WRITTEN INSTRUCTION: Make an exact copy of all the material below, apart from the pictures.

[Figure collection entries]

__________________________________________________

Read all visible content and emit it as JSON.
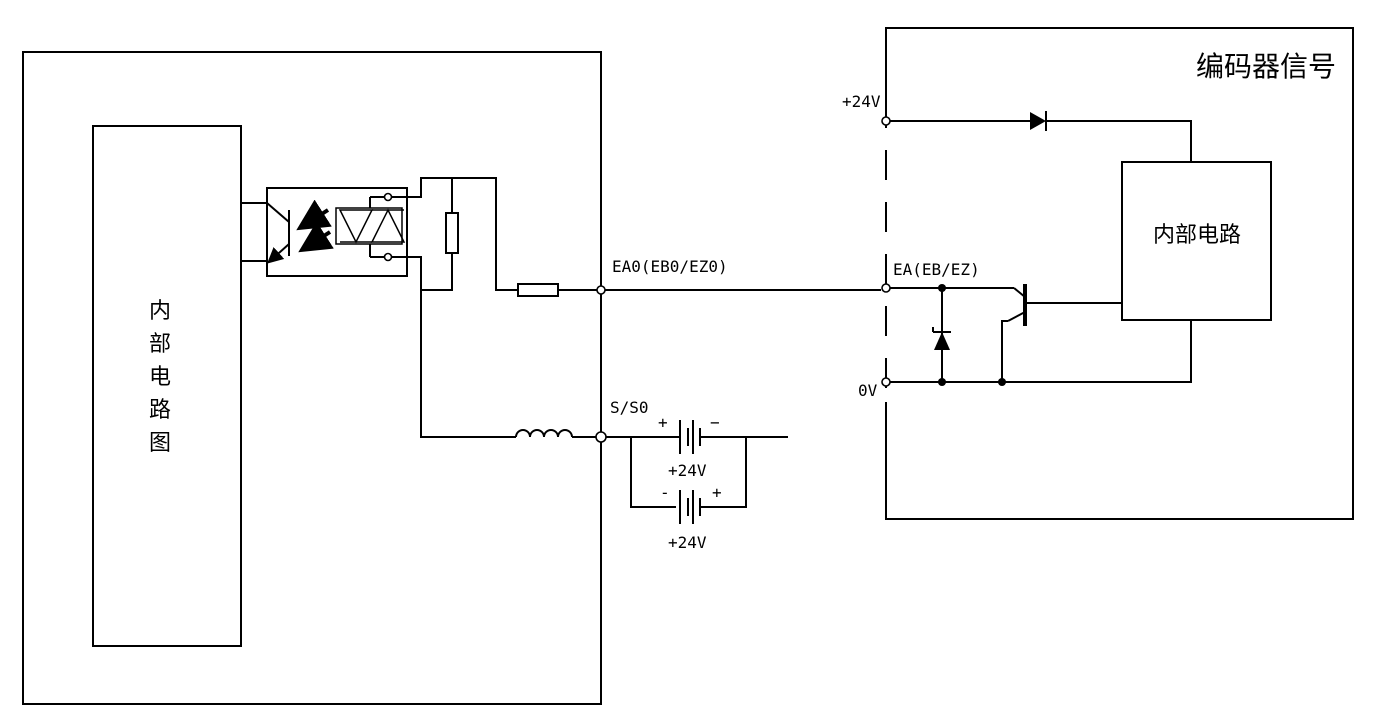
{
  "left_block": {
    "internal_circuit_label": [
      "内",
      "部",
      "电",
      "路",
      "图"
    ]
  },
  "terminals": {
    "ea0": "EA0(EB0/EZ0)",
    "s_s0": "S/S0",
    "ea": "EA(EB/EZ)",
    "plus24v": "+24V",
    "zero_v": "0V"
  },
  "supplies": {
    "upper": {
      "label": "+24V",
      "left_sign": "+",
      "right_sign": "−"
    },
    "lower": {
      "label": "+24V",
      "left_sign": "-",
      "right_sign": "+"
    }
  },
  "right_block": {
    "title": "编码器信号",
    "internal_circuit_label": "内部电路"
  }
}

__________________________________________________

ANSWER BELOW:
Read all visible content and emit it as JSON.
{
  "left_block": {
    "internal_circuit_label": [
      "内",
      "部",
      "电",
      "路",
      "图"
    ]
  },
  "terminals": {
    "ea0": "EA0(EB0/EZ0)",
    "s_s0": "S/S0",
    "ea": "EA(EB/EZ)",
    "plus24v": "+24V",
    "zero_v": "0V"
  },
  "supplies": {
    "upper": {
      "label": "+24V",
      "left_sign": "+",
      "right_sign": "−"
    },
    "lower": {
      "label": "+24V",
      "left_sign": "-",
      "right_sign": "+"
    }
  },
  "right_block": {
    "title": "编码器信号",
    "internal_circuit_label": "内部电路"
  }
}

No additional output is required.